■ **Written request**
Reproduce all records exactly.

■ **Material provided**
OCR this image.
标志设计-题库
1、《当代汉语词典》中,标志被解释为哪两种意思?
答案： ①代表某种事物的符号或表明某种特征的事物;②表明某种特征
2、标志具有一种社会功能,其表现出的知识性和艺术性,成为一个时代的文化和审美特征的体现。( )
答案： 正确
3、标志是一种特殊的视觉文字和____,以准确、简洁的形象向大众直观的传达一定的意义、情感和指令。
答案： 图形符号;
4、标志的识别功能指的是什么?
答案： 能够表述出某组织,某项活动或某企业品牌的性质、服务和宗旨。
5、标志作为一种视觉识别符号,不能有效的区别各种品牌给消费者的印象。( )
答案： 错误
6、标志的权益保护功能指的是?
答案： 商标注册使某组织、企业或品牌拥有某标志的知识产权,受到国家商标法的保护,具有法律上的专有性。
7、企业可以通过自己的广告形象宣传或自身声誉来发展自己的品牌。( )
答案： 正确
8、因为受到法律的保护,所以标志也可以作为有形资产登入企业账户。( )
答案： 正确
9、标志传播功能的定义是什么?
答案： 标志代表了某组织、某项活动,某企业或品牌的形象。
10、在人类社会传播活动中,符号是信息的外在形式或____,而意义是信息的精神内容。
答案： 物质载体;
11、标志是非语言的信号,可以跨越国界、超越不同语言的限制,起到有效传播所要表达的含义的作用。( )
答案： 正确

■ **Complete response**
OCR this image.
标志设计-题库
1、《当代汉语词典》中,标志被解释为哪两种意思?
答案： ①代表某种事物的符号或表明某种特征的事物;②表明某种特征
2、标志具有一种社会功能,其表现出的知识性和艺术性,成为一个时代的文化和审美特征的体现。( )
答案： 正确
3、标志是一种特殊的视觉文字和____,以准确、简洁的形象向大众直观的传达一定的意义、情感和指令。
答案： 图形符号;
4、标志的识别功能指的是什么?
答案： 能够表述出某组织,某项活动或某企业品牌的性质、服务和宗旨。
5、标志作为一种视觉识别符号,不能有效的区别各种品牌给消费者的印象。( )
答案： 错误
6、标志的权益保护功能指的是?
答案： 商标注册使某组织、企业或品牌拥有某标志的知识产权,受到国家商标法的保护,具有法律上的专有性。
7、企业可以通过自己的广告形象宣传或自身声誉来发展自己的品牌。( )
答案： 正确
8、因为受到法律的保护,所以标志也可以作为有形资产登入企业账户。( )
答案： 正确
9、标志传播功能的定义是什么?
答案： 标志代表了某组织、某项活动,某企业或品牌的形象。
10、在人类社会传播活动中,符号是信息的外在形式或____,而意义是信息的精神内容。
答案： 物质载体;
11、标志是非语言的信号,可以跨越国界、超越不同语言的限制,起到有效传播所要表达的含义的作用。( )
答案： 正确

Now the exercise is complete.